- What you need to do: Copy out all of the data below with no alterations.

- Raw records:
━━━━

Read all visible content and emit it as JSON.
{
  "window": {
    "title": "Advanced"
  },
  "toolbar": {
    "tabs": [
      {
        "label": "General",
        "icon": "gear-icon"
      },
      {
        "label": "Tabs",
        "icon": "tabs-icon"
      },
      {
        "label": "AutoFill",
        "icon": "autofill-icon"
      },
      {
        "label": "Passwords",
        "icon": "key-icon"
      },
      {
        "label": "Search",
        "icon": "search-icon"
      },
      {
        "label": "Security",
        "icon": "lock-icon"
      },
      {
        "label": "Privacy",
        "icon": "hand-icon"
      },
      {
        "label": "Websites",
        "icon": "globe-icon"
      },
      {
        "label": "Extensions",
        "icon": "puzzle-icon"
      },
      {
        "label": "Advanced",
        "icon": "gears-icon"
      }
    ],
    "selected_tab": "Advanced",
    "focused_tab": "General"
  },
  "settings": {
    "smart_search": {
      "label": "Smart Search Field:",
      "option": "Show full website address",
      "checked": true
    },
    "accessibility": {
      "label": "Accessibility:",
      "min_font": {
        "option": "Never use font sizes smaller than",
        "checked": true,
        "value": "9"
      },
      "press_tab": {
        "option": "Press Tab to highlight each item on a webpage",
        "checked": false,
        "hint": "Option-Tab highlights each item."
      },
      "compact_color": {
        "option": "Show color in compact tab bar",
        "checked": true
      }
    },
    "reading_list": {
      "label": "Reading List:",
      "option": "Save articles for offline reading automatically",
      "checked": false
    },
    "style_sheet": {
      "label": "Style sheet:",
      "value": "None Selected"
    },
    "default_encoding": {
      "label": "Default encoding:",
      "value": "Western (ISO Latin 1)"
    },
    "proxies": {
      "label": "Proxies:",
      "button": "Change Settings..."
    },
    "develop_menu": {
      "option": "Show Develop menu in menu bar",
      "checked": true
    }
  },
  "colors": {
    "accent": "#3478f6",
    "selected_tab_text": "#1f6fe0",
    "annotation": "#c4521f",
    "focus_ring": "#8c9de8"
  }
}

━━━━

- The answer:
Read all visible content and emit it as JSON.
{
  "window": {
    "title": "Advanced"
  },
  "toolbar": {
    "tabs": [
      {
        "label": "General",
        "icon": "gear-icon"
      },
      {
        "label": "Tabs",
        "icon": "tabs-icon"
      },
      {
        "label": "AutoFill",
        "icon": "autofill-icon"
      },
      {
        "label": "Passwords",
        "icon": "key-icon"
      },
      {
        "label": "Search",
        "icon": "search-icon"
      },
      {
        "label": "Security",
        "icon": "lock-icon"
      },
      {
        "label": "Privacy",
        "icon": "hand-icon"
      },
      {
        "label": "Websites",
        "icon": "globe-icon"
      },
      {
        "label": "Extensions",
        "icon": "puzzle-icon"
      },
      {
        "label": "Advanced",
        "icon": "gears-icon"
      }
    ],
    "selected_tab": "Advanced",
    "focused_tab": "General"
  },
  "settings": {
    "smart_search": {
      "label": "Smart Search Field:",
      "option": "Show full website address",
      "checked": true
    },
    "accessibility": {
      "label": "Accessibility:",
      "min_font": {
        "option": "Never use font sizes smaller than",
        "checked": true,
        "value": "9"
      },
      "press_tab": {
        "option": "Press Tab to highlight each item on a webpage",
        "checked": false,
        "hint": "Option-Tab highlights each item."
      },
      "compact_color": {
        "option": "Show color in compact tab bar",
        "checked": true
      }
    },
    "reading_list": {
      "label": "Reading List:",
      "option": "Save articles for offline reading automatically",
      "checked": false
    },
    "style_sheet": {
      "label": "Style sheet:",
      "value": "None Selected"
    },
    "default_encoding": {
      "label": "Default encoding:",
      "value": "Western (ISO Latin 1)"
    },
    "proxies": {
      "label": "Proxies:",
      "button": "Change Settings..."
    },
    "develop_menu": {
      "option": "Show Develop menu in menu bar",
      "checked": true
    }
  },
  "colors": {
    "accent": "#3478f6",
    "selected_tab_text": "#1f6fe0",
    "annotation": "#c4521f",
    "focus_ring": "#8c9de8"
  }
}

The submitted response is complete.